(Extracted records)

□ □ □ □

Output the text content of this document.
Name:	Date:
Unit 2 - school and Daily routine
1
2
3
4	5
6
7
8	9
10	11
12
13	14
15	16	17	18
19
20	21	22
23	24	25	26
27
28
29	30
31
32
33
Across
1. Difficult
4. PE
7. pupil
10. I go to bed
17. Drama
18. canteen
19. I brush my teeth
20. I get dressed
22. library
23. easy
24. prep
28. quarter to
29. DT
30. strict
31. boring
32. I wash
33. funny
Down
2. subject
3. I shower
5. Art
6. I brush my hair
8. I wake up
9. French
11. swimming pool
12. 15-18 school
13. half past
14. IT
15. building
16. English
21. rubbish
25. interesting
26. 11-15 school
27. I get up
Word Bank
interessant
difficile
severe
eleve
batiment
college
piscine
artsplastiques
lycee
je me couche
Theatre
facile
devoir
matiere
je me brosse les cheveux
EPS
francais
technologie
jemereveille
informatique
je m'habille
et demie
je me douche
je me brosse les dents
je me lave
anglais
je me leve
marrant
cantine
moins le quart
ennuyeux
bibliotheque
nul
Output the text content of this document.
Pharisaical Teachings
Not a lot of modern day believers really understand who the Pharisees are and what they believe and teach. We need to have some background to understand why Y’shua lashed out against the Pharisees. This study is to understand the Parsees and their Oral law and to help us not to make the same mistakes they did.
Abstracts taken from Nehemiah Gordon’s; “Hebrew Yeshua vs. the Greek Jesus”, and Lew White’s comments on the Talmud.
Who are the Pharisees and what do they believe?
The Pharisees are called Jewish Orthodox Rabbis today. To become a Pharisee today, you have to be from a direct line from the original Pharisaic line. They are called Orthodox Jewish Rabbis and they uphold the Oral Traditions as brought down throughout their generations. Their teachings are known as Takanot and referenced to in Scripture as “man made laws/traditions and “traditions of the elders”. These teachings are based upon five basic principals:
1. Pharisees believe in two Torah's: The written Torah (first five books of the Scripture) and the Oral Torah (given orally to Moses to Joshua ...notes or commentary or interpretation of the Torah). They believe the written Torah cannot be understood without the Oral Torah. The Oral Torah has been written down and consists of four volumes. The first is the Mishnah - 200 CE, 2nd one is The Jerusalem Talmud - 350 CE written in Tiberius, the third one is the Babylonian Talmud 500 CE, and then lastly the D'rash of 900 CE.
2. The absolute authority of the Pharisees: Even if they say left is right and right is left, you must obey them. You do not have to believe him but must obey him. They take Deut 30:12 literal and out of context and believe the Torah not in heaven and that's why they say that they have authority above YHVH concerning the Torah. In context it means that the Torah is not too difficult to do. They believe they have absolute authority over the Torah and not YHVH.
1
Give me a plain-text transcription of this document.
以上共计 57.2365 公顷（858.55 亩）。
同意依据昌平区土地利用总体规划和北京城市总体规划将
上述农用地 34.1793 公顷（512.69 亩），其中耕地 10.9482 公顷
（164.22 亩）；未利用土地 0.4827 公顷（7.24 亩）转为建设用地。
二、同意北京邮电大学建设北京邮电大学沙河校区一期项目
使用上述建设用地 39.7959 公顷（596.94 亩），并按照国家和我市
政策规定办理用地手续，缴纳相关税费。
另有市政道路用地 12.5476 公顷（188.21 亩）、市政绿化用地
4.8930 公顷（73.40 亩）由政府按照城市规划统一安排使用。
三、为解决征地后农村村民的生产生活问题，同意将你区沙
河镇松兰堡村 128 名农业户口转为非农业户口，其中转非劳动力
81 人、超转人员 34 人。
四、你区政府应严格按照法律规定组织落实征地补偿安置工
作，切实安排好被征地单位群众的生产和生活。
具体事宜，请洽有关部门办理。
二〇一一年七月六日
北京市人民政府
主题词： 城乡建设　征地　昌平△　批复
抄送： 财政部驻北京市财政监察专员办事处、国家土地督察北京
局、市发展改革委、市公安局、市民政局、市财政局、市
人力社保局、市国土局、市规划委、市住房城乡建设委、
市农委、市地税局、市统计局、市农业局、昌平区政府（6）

□ □ □ □

▶ Your objective:
Print exactly the lines above, starting at the line that contains "Give me a plain-text" and ending with the last line of the records, both included.

▶ Result of this task:
Give me a plain-text transcription of this document.
以上共计 57.2365 公顷（858.55 亩）。
同意依据昌平区土地利用总体规划和北京城市总体规划将
上述农用地 34.1793 公顷（512.69 亩），其中耕地 10.9482 公顷
（164.22 亩）；未利用土地 0.4827 公顷（7.24 亩）转为建设用地。
二、同意北京邮电大学建设北京邮电大学沙河校区一期项目
使用上述建设用地 39.7959 公顷（596.94 亩），并按照国家和我市
政策规定办理用地手续，缴纳相关税费。
另有市政道路用地 12.5476 公顷（188.21 亩）、市政绿化用地
4.8930 公顷（73.40 亩）由政府按照城市规划统一安排使用。
三、为解决征地后农村村民的生产生活问题，同意将你区沙
河镇松兰堡村 128 名农业户口转为非农业户口，其中转非劳动力
81 人、超转人员 34 人。
四、你区政府应严格按照法律规定组织落实征地补偿安置工
作，切实安排好被征地单位群众的生产和生活。
具体事宜，请洽有关部门办理。
二〇一一年七月六日
北京市人民政府
主题词： 城乡建设　征地　昌平△　批复
抄送： 财政部驻北京市财政监察专员办事处、国家土地督察北京
局、市发展改革委、市公安局、市民政局、市财政局、市
人力社保局、市国土局、市规划委、市住房城乡建设委、
市农委、市地税局、市统计局、市农业局、昌平区政府（6）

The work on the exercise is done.